> [What is required] Filter the records below for the word "modified". Copy each line that holds it.

** BEGIN Dataset entries **

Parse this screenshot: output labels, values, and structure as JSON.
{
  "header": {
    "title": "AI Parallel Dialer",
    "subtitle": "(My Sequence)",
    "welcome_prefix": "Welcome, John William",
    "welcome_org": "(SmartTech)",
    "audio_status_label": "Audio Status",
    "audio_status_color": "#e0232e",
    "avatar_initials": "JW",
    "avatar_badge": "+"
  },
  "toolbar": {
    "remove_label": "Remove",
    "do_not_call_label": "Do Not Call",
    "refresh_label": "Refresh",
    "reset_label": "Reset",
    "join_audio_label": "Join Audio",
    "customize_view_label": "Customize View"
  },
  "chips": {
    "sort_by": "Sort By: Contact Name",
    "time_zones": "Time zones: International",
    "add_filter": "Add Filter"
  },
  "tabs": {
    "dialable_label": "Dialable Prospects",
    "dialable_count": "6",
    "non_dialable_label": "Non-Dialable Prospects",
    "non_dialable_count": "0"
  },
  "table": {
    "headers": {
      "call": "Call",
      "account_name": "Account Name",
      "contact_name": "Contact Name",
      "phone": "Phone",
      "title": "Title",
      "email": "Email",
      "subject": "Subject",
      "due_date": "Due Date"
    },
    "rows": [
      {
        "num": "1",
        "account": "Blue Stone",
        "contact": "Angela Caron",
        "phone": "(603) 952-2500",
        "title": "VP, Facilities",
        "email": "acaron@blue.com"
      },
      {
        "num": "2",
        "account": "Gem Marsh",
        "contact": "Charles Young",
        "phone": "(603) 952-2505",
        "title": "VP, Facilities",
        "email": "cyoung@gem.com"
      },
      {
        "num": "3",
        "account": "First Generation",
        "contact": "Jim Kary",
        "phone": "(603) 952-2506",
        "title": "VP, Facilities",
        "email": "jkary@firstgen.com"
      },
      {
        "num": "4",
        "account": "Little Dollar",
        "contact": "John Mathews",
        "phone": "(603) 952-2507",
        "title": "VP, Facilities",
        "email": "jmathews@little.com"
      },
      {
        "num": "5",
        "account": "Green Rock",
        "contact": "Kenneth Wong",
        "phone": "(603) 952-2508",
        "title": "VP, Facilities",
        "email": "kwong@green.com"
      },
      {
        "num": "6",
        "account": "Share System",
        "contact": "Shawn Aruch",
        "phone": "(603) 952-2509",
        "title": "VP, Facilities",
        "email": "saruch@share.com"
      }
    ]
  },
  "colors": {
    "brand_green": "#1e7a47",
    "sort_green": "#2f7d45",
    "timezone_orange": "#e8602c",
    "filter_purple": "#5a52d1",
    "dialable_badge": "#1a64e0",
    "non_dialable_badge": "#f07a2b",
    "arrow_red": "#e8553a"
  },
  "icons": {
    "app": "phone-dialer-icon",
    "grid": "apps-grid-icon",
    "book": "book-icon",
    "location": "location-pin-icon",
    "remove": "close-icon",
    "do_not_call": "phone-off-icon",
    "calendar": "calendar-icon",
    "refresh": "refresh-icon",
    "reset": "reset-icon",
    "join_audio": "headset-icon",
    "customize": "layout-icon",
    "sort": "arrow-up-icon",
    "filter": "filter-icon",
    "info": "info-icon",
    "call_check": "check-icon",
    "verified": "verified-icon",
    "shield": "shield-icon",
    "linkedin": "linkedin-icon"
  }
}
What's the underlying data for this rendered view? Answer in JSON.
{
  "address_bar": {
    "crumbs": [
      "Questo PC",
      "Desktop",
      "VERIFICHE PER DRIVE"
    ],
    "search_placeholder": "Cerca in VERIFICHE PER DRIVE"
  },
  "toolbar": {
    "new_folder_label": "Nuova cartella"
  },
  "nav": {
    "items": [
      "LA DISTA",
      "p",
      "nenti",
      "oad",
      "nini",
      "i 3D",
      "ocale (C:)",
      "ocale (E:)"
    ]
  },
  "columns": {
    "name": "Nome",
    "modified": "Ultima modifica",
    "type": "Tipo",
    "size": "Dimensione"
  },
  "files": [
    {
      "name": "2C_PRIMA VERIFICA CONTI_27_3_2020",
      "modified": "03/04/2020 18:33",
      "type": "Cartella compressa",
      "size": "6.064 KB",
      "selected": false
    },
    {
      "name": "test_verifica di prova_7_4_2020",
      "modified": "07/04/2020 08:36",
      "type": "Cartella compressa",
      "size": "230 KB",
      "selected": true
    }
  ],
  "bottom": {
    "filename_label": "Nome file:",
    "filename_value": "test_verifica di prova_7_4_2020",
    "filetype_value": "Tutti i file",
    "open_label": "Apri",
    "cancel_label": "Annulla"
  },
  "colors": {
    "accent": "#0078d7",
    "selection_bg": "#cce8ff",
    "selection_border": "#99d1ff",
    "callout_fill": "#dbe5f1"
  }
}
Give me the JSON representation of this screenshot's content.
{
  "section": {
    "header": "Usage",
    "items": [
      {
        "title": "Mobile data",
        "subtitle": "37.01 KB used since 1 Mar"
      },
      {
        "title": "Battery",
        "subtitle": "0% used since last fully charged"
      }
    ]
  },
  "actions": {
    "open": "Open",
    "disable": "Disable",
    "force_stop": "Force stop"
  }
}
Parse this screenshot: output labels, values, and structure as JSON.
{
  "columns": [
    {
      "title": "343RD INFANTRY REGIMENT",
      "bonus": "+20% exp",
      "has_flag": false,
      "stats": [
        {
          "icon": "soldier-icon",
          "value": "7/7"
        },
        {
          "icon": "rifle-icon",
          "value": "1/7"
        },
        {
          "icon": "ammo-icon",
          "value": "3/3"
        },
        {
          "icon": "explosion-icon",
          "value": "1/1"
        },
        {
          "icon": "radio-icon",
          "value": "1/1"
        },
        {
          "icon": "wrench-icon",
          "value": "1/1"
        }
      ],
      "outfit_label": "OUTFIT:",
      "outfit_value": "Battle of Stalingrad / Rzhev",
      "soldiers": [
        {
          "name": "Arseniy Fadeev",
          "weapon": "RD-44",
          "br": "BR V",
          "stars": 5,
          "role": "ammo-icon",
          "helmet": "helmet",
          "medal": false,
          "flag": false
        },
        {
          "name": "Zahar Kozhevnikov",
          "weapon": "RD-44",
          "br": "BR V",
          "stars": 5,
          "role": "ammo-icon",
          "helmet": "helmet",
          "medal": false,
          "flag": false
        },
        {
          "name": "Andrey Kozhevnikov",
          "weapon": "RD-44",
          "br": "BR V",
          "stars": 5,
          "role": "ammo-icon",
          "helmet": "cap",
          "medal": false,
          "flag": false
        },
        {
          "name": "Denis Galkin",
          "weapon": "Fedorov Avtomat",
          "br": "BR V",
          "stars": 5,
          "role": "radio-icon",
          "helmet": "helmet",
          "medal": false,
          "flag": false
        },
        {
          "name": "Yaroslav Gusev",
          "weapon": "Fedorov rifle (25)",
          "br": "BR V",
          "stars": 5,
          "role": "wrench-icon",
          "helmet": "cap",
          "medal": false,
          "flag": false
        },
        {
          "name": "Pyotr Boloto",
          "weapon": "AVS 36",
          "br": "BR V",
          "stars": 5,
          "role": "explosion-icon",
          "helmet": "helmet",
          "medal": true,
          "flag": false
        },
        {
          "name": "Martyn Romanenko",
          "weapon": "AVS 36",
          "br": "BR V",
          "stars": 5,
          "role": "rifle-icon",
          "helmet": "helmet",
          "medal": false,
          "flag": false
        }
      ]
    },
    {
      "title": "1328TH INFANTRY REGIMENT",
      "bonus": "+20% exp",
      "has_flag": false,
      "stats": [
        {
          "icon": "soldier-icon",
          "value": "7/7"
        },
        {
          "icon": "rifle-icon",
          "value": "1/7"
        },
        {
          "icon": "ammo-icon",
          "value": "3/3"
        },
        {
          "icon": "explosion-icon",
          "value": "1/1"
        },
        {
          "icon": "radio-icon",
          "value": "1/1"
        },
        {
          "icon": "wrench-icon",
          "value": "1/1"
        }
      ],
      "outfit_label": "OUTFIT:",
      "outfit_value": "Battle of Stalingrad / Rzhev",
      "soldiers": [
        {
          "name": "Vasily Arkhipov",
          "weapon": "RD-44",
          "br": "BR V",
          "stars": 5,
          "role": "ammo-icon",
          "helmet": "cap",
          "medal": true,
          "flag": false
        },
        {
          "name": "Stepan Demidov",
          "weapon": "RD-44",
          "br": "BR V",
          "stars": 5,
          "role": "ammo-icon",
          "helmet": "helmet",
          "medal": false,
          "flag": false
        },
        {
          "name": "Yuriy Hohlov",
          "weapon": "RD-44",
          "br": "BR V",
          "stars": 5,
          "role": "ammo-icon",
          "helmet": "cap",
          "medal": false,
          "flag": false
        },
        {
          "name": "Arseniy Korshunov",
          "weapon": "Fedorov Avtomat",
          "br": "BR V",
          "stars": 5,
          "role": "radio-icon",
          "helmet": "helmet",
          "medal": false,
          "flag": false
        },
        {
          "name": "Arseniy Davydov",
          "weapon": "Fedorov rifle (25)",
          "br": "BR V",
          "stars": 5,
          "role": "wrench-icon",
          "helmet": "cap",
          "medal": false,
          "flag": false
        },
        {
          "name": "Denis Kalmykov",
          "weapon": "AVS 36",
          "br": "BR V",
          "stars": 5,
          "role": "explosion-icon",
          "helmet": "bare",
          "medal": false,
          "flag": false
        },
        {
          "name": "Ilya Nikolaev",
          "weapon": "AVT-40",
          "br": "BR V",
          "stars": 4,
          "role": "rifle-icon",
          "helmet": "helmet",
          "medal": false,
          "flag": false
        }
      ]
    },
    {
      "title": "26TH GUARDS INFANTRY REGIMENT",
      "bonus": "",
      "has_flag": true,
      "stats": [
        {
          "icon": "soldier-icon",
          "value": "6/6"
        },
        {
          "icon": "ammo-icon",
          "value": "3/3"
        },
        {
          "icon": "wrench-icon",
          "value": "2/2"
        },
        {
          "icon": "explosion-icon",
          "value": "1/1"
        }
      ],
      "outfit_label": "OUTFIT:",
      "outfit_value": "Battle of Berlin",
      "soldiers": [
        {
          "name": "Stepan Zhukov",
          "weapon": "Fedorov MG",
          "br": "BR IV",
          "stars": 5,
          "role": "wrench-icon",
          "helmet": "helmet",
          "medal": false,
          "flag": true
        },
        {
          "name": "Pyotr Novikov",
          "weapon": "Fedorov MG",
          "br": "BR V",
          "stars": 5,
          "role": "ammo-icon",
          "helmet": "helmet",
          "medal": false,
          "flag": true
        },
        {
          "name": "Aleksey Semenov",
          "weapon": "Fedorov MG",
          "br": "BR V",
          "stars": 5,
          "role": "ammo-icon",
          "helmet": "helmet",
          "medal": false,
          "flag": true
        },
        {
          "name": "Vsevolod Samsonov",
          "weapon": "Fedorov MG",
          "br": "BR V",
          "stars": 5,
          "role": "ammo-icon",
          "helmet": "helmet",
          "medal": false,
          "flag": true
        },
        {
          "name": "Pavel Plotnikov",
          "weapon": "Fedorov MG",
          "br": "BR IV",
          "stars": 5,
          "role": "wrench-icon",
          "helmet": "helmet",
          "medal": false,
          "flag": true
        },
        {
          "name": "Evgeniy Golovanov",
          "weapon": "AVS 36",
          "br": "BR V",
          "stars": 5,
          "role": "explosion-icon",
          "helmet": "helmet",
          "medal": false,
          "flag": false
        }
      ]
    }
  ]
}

** END Dataset entries **

> [Task result]
    "modified": "Ultima modifica",
      "modified": "03/04/2020 18:33",
      "modified": "07/04/2020 08:36",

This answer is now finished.